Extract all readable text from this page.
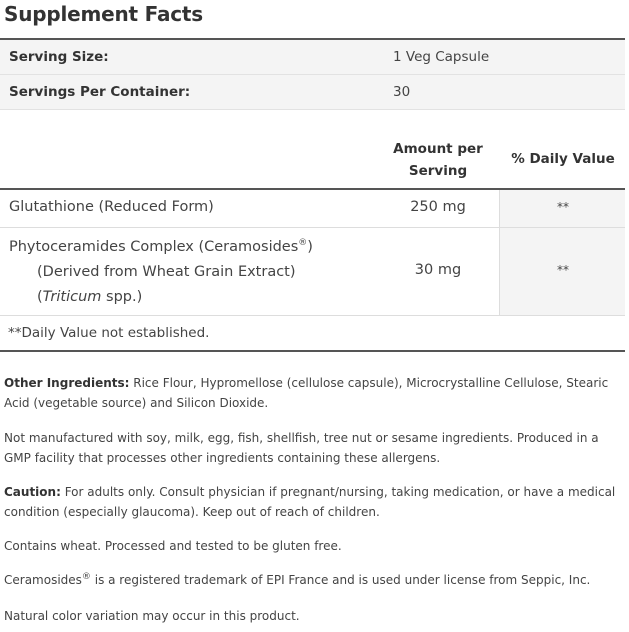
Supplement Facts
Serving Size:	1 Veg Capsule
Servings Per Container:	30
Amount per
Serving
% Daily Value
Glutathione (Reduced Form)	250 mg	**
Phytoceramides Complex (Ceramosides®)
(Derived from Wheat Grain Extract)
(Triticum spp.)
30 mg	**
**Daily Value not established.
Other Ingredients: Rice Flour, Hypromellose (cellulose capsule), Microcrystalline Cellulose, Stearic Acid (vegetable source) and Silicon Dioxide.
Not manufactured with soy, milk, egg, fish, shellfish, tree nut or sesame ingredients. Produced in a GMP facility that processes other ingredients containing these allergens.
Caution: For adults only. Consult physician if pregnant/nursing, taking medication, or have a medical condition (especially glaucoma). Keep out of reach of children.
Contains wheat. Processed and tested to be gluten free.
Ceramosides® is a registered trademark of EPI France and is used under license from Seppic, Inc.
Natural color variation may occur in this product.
...
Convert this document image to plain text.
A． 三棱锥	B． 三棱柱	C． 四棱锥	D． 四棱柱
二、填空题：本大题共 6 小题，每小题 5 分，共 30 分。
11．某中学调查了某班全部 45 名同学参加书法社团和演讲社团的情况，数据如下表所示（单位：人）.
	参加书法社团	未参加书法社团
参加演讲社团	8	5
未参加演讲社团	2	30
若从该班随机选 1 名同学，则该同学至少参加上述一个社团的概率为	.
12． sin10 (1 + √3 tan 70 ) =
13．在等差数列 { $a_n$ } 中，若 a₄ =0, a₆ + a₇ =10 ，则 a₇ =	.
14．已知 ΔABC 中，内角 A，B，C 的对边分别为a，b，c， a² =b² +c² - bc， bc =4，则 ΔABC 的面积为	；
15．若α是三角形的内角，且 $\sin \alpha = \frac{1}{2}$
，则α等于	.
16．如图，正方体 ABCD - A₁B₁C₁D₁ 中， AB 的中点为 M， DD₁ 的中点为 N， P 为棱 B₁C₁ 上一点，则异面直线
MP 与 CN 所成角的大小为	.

▶ [What the task asks]:
Among the lines above, how many contain the string "Daily"? State the number alone.

▶ [Result of this task]:
2